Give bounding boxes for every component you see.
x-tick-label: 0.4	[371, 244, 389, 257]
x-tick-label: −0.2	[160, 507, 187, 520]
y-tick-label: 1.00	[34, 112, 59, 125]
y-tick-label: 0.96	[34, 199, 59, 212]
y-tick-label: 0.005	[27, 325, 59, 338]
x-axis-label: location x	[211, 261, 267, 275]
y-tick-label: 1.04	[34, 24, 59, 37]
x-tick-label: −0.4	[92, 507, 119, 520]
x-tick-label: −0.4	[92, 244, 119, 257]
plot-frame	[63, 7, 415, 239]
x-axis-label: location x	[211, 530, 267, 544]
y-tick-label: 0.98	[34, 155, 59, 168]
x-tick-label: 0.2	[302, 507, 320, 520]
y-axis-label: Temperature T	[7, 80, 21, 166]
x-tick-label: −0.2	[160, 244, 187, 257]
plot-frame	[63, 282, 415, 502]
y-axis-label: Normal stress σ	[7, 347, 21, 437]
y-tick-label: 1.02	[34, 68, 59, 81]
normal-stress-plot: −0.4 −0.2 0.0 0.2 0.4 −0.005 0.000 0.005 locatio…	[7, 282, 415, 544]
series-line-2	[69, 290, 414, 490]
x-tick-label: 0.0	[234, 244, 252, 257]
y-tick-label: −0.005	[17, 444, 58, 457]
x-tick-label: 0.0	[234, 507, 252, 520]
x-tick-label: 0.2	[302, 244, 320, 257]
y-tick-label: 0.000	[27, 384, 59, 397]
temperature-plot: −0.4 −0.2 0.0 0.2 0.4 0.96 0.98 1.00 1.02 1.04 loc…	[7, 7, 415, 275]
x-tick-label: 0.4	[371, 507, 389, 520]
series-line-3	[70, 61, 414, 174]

────────────────────────────────────────

Rewrite the lines above as a JSON list of strings, one string per line, leaving out any blank lines.

[
  "Give bounding boxes for every component you see.",
  "x-tick-label: 0.4\t[371, 244, 389, 257]",
  "x-tick-label: −0.2\t[160, 507, 187, 520]",
  "y-tick-label: 1.00\t[34, 112, 59, 125]",
  "y-tick-label: 0.96\t[34, 199, 59, 212]",
  "y-tick-label: 0.005\t[27, 325, 59, 338]",
  "x-axis-label: location x\t[211, 261, 267, 275]",
  "y-tick-label: 1.04\t[34, 24, 59, 37]",
  "x-tick-label: −0.4\t[92, 507, 119, 520]",
  "x-tick-label: −0.4\t[92, 244, 119, 257]",
  "plot-frame\t[63, 7, 415, 239]",
  "x-axis-label: location x\t[211, 530, 267, 544]",
  "y-tick-label: 0.98\t[34, 155, 59, 168]",
  "x-tick-label: 0.2\t[302, 507, 320, 520]",
  "y-axis-label: Temperature T\t[7, 80, 21, 166]",
  "x-tick-label: −0.2\t[160, 244, 187, 257]",
  "plot-frame\t[63, 282, 415, 502]",
  "y-axis-label: Normal stress σ\t[7, 347, 21, 437]",
  "y-tick-label: 1.02\t[34, 68, 59, 81]",
  "normal-stress-plot: −0.4 −0.2 0.0 0.2 0.4 −0.005 0.000 0.005 locatio…\t[7, 282, 415, 544]",
  "series-line-2\t[69, 290, 414, 490]",
  "x-tick-label: 0.0\t[234, 244, 252, 257]",
  "y-tick-label: −0.005\t[17, 444, 58, 457]",
  "x-tick-label: 0.0\t[234, 507, 252, 520]",
  "x-tick-label: 0.2\t[302, 244, 320, 257]",
  "y-tick-label: 0.000\t[27, 384, 59, 397]",
  "temperature-plot: −0.4 −0.2 0.0 0.2 0.4 0.96 0.98 1.00 1.02 1.04 loc…\t[7, 7, 415, 275]",
  "x-tick-label: 0.4\t[371, 507, 389, 520]",
  "series-line-3\t[70, 61, 414, 174]"
]